Print the listing that follows, character for character.

※ ※ ※

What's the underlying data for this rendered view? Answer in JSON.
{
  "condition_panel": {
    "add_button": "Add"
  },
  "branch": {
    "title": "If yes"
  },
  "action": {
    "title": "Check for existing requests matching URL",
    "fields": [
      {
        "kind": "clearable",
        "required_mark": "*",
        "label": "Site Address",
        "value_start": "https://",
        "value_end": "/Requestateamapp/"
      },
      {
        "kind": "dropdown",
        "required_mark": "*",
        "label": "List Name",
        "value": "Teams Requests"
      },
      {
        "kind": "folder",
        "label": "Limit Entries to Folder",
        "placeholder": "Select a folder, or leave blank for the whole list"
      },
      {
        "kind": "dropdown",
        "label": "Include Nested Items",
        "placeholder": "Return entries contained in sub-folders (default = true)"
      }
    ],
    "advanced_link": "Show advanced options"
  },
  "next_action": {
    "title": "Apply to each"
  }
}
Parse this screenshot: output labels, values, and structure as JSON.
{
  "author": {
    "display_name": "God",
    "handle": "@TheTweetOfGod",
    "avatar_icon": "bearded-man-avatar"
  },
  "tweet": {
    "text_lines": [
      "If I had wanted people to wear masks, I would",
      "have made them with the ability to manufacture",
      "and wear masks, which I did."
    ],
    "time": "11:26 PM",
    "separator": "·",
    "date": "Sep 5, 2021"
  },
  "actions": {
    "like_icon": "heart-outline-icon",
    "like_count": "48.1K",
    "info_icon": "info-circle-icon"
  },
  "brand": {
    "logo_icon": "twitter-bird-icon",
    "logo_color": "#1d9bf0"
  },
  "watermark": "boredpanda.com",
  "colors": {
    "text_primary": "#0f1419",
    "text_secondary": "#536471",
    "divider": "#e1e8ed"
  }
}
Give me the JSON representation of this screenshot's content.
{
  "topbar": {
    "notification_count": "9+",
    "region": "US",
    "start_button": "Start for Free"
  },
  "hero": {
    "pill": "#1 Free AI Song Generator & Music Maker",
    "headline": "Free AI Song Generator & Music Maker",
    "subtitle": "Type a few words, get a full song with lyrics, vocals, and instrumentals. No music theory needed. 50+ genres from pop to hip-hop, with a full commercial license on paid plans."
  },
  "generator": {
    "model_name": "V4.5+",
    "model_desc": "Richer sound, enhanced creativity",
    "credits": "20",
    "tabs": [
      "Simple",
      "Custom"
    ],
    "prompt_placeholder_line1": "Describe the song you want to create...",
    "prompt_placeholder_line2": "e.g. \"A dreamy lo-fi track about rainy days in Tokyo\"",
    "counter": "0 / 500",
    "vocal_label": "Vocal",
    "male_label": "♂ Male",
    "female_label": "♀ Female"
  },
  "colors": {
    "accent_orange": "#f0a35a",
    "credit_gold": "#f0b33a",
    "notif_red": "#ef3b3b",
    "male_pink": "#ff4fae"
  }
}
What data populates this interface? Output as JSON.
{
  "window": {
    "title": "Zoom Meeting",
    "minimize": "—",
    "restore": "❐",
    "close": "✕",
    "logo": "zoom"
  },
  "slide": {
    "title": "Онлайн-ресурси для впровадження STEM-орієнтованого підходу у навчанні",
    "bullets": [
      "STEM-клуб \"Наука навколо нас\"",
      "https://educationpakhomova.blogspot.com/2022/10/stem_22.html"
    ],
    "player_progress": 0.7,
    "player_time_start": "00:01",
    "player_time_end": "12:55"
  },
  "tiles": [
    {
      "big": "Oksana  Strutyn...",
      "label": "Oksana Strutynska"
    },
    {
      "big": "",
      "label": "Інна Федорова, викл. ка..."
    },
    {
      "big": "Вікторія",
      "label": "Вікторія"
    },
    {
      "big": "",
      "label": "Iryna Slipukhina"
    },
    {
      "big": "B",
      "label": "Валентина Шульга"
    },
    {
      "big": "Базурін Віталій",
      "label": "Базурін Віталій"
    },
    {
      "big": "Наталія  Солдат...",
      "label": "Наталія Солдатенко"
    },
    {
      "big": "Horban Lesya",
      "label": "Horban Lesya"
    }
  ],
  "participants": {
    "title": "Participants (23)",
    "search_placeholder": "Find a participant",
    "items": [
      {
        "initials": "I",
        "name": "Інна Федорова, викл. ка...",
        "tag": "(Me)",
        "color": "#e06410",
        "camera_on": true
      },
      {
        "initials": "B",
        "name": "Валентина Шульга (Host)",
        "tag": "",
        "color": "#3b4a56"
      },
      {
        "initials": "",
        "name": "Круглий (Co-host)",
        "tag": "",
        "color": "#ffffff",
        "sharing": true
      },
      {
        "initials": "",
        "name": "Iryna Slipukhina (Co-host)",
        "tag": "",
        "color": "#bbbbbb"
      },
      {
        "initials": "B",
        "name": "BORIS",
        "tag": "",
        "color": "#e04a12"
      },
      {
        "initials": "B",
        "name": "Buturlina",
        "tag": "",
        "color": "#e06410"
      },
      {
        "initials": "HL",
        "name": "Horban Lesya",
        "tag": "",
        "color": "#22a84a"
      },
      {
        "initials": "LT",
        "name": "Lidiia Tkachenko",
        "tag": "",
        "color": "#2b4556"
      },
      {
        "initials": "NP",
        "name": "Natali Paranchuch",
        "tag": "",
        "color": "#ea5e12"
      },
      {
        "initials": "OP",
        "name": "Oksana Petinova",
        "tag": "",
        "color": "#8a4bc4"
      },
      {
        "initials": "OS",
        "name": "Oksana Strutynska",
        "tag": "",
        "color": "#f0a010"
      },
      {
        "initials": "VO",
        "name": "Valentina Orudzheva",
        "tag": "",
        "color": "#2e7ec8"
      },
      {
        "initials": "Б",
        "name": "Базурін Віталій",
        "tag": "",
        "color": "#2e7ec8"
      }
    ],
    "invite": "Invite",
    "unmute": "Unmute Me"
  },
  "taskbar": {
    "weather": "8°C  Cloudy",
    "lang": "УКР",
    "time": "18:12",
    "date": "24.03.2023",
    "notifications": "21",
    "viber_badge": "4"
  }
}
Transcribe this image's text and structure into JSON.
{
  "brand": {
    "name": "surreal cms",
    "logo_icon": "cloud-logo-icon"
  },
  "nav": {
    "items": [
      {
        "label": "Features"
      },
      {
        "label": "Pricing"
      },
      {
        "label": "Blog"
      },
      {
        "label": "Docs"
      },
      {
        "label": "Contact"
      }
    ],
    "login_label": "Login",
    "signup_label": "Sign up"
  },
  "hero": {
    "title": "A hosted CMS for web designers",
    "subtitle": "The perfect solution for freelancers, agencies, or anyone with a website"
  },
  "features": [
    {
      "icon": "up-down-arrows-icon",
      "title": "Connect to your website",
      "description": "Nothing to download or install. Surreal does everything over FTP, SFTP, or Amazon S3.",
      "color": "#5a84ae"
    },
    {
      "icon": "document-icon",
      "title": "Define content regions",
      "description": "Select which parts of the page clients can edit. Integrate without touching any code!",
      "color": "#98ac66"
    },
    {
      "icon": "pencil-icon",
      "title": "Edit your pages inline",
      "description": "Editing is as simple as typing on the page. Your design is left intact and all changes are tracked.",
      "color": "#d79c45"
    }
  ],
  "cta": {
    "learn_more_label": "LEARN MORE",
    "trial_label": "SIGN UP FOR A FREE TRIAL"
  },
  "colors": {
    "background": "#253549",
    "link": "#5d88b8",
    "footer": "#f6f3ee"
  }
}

※ ※ ※

▶ Correct response
What's the underlying data for this rendered view? Answer in JSON.
{
  "condition_panel": {
    "add_button": "Add"
  },
  "branch": {
    "title": "If yes"
  },
  "action": {
    "title": "Check for existing requests matching URL",
    "fields": [
      {
        "kind": "clearable",
        "required_mark": "*",
        "label": "Site Address",
        "value_start": "https://",
        "value_end": "/Requestateamapp/"
      },
      {
        "kind": "dropdown",
        "required_mark": "*",
        "label": "List Name",
        "value": "Teams Requests"
      },
      {
        "kind": "folder",
        "label": "Limit Entries to Folder",
        "placeholder": "Select a folder, or leave blank for the whole list"
      },
      {
        "kind": "dropdown",
        "label": "Include Nested Items",
        "placeholder": "Return entries contained in sub-folders (default = true)"
      }
    ],
    "advanced_link": "Show advanced options"
  },
  "next_action": {
    "title": "Apply to each"
  }
}
Parse this screenshot: output labels, values, and structure as JSON.
{
  "author": {
    "display_name": "God",
    "handle": "@TheTweetOfGod",
    "avatar_icon": "bearded-man-avatar"
  },
  "tweet": {
    "text_lines": [
      "If I had wanted people to wear masks, I would",
      "have made them with the ability to manufacture",
      "and wear masks, which I did."
    ],
    "time": "11:26 PM",
    "separator": "·",
    "date": "Sep 5, 2021"
  },
  "actions": {
    "like_icon": "heart-outline-icon",
    "like_count": "48.1K",
    "info_icon": "info-circle-icon"
  },
  "brand": {
    "logo_icon": "twitter-bird-icon",
    "logo_color": "#1d9bf0"
  },
  "watermark": "boredpanda.com",
  "colors": {
    "text_primary": "#0f1419",
    "text_secondary": "#536471",
    "divider": "#e1e8ed"
  }
}
Give me the JSON representation of this screenshot's content.
{
  "topbar": {
    "notification_count": "9+",
    "region": "US",
    "start_button": "Start for Free"
  },
  "hero": {
    "pill": "#1 Free AI Song Generator & Music Maker",
    "headline": "Free AI Song Generator & Music Maker",
    "subtitle": "Type a few words, get a full song with lyrics, vocals, and instrumentals. No music theory needed. 50+ genres from pop to hip-hop, with a full commercial license on paid plans."
  },
  "generator": {
    "model_name": "V4.5+",
    "model_desc": "Richer sound, enhanced creativity",
    "credits": "20",
    "tabs": [
      "Simple",
      "Custom"
    ],
    "prompt_placeholder_line1": "Describe the song you want to create...",
    "prompt_placeholder_line2": "e.g. \"A dreamy lo-fi track about rainy days in Tokyo\"",
    "counter": "0 / 500",
    "vocal_label": "Vocal",
    "male_label": "♂ Male",
    "female_label": "♀ Female"
  },
  "colors": {
    "accent_orange": "#f0a35a",
    "credit_gold": "#f0b33a",
    "notif_red": "#ef3b3b",
    "male_pink": "#ff4fae"
  }
}
What data populates this interface? Output as JSON.
{
  "window": {
    "title": "Zoom Meeting",
    "minimize": "—",
    "restore": "❐",
    "close": "✕",
    "logo": "zoom"
  },
  "slide": {
    "title": "Онлайн-ресурси для впровадження STEM-орієнтованого підходу у навчанні",
    "bullets": [
      "STEM-клуб \"Наука навколо нас\"",
      "https://educationpakhomova.blogspot.com/2022/10/stem_22.html"
    ],
    "player_progress": 0.7,
    "player_time_start": "00:01",
    "player_time_end": "12:55"
  },
  "tiles": [
    {
      "big": "Oksana  Strutyn...",
      "label": "Oksana Strutynska"
    },
    {
      "big": "",
      "label": "Інна Федорова, викл. ка..."
    },
    {
      "big": "Вікторія",
      "label": "Вікторія"
    },
    {
      "big": "",
      "label": "Iryna Slipukhina"
    },
    {
      "big": "B",
      "label": "Валентина Шульга"
    },
    {
      "big": "Базурін Віталій",
      "label": "Базурін Віталій"
    },
    {
      "big": "Наталія  Солдат...",
      "label": "Наталія Солдатенко"
    },
    {
      "big": "Horban Lesya",
      "label": "Horban Lesya"
    }
  ],
  "participants": {
    "title": "Participants (23)",
    "search_placeholder": "Find a participant",
    "items": [
      {
        "initials": "I",
        "name": "Інна Федорова, викл. ка...",
        "tag": "(Me)",
        "color": "#e06410",
        "camera_on": true
      },
      {
        "initials": "B",
        "name": "Валентина Шульга (Host)",
        "tag": "",
        "color": "#3b4a56"
      },
      {
        "initials": "",
        "name": "Круглий (Co-host)",
        "tag": "",
        "color": "#ffffff",
        "sharing": true
      },
      {
        "initials": "",
        "name": "Iryna Slipukhina (Co-host)",
        "tag": "",
        "color": "#bbbbbb"
      },
      {
        "initials": "B",
        "name": "BORIS",
        "tag": "",
        "color": "#e04a12"
      },
      {
        "initials": "B",
        "name": "Buturlina",
        "tag": "",
        "color": "#e06410"
      },
      {
        "initials": "HL",
        "name": "Horban Lesya",
        "tag": "",
        "color": "#22a84a"
      },
      {
        "initials": "LT",
        "name": "Lidiia Tkachenko",
        "tag": "",
        "color": "#2b4556"
      },
      {
        "initials": "NP",
        "name": "Natali Paranchuch",
        "tag": "",
        "color": "#ea5e12"
      },
      {
        "initials": "OP",
        "name": "Oksana Petinova",
        "tag": "",
        "color": "#8a4bc4"
      },
      {
        "initials": "OS",
        "name": "Oksana Strutynska",
        "tag": "",
        "color": "#f0a010"
      },
      {
        "initials": "VO",
        "name": "Valentina Orudzheva",
        "tag": "",
        "color": "#2e7ec8"
      },
      {
        "initials": "Б",
        "name": "Базурін Віталій",
        "tag": "",
        "color": "#2e7ec8"
      }
    ],
    "invite": "Invite",
    "unmute": "Unmute Me"
  },
  "taskbar": {
    "weather": "8°C  Cloudy",
    "lang": "УКР",
    "time": "18:12",
    "date": "24.03.2023",
    "notifications": "21",
    "viber_badge": "4"
  }
}
Transcribe this image's text and structure into JSON.
{
  "brand": {
    "name": "surreal cms",
    "logo_icon": "cloud-logo-icon"
  },
  "nav": {
    "items": [
      {
        "label": "Features"
      },
      {
        "label": "Pricing"
      },
      {
        "label": "Blog"
      },
      {
        "label": "Docs"
      },
      {
        "label": "Contact"
      }
    ],
    "login_label": "Login",
    "signup_label": "Sign up"
  },
  "hero": {
    "title": "A hosted CMS for web designers",
    "subtitle": "The perfect solution for freelancers, agencies, or anyone with a website"
  },
  "features": [
    {
      "icon": "up-down-arrows-icon",
      "title": "Connect to your website",
      "description": "Nothing to download or install. Surreal does everything over FTP, SFTP, or Amazon S3.",
      "color": "#5a84ae"
    },
    {
      "icon": "document-icon",
      "title": "Define content regions",
      "description": "Select which parts of the page clients can edit. Integrate without touching any code!",
      "color": "#98ac66"
    },
    {
      "icon": "pencil-icon",
      "title": "Edit your pages inline",
      "description": "Editing is as simple as typing on the page. Your design is left intact and all changes are tracked.",
      "color": "#d79c45"
    }
  ],
  "cta": {
    "learn_more_label": "LEARN MORE",
    "trial_label": "SIGN UP FOR A FREE TRIAL"
  },
  "colors": {
    "background": "#253549",
    "link": "#5d88b8",
    "footer": "#f6f3ee"
  }
}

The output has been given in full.